* **EXERCISE GOAL**: Print the listing as it stands, omitting all images.

============================================================

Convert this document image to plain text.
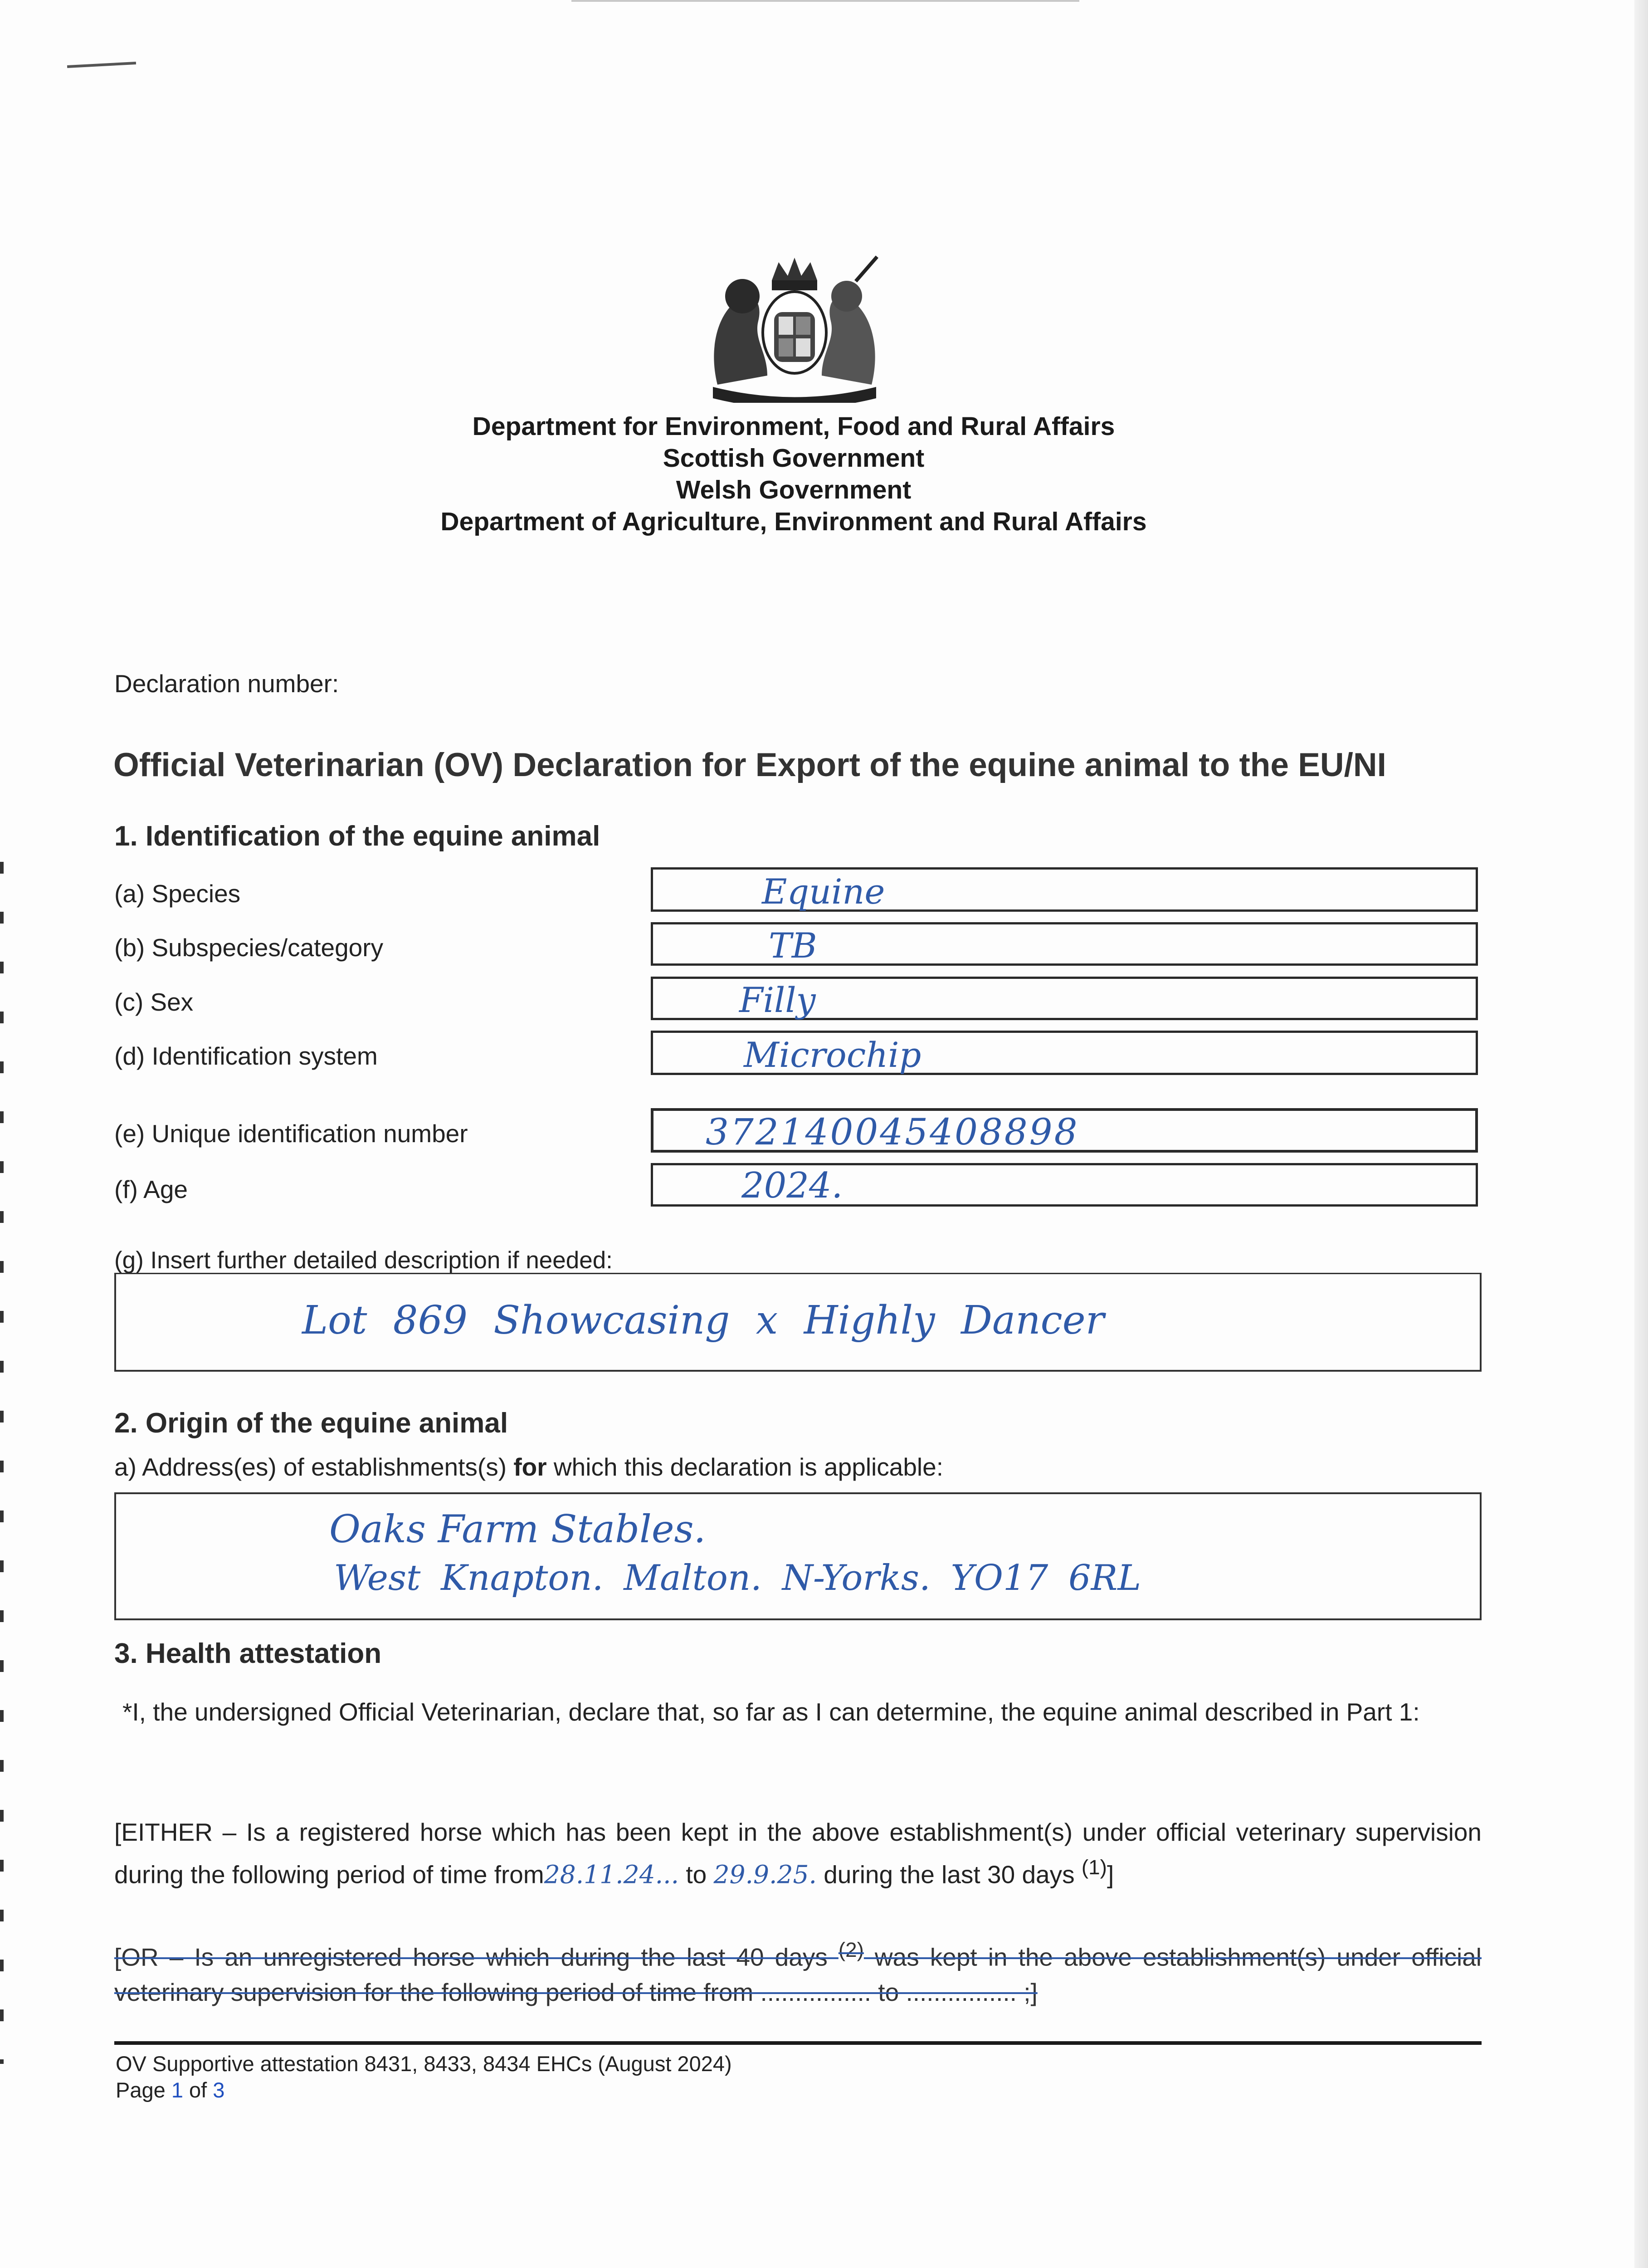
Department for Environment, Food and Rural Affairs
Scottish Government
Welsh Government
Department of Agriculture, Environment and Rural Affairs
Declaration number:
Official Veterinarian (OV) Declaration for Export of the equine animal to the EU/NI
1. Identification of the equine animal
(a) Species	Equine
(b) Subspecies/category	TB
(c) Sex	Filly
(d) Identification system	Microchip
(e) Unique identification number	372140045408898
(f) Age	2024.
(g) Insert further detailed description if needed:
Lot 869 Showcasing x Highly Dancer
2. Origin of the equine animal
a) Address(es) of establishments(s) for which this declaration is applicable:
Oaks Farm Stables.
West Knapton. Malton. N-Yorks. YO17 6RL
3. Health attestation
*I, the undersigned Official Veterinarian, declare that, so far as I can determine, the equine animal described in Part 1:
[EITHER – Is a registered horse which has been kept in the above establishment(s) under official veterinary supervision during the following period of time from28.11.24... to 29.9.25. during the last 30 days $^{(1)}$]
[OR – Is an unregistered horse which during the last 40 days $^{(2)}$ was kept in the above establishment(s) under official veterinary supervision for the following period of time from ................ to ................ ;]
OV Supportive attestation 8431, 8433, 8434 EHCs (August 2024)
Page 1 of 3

============================================================

* **THE OUTPUT**:
Convert this document image to plain text.
Department for Environment, Food and Rural Affairs
Scottish Government
Welsh Government
Department of Agriculture, Environment and Rural Affairs
Declaration number:
Official Veterinarian (OV) Declaration for Export of the equine animal to the EU/NI
1. Identification of the equine animal
(a) Species	Equine
(b) Subspecies/category	TB
(c) Sex	Filly
(d) Identification system	Microchip
(e) Unique identification number	372140045408898
(f) Age	2024.
(g) Insert further detailed description if needed:
Lot 869 Showcasing x Highly Dancer
2. Origin of the equine animal
a) Address(es) of establishments(s) for which this declaration is applicable:
Oaks Farm Stables.
West Knapton. Malton. N-Yorks. YO17 6RL
3. Health attestation
*I, the undersigned Official Veterinarian, declare that, so far as I can determine, the equine animal described in Part 1:
[EITHER – Is a registered horse which has been kept in the above establishment(s) under official veterinary supervision during the following period of time from28.11.24... to 29.9.25. during the last 30 days $^{(1)}$]
[OR – Is an unregistered horse which during the last 40 days $^{(2)}$ was kept in the above establishment(s) under official veterinary supervision for the following period of time from ................ to ................ ;]
OV Supportive attestation 8431, 8433, 8434 EHCs (August 2024)
Page 1 of 3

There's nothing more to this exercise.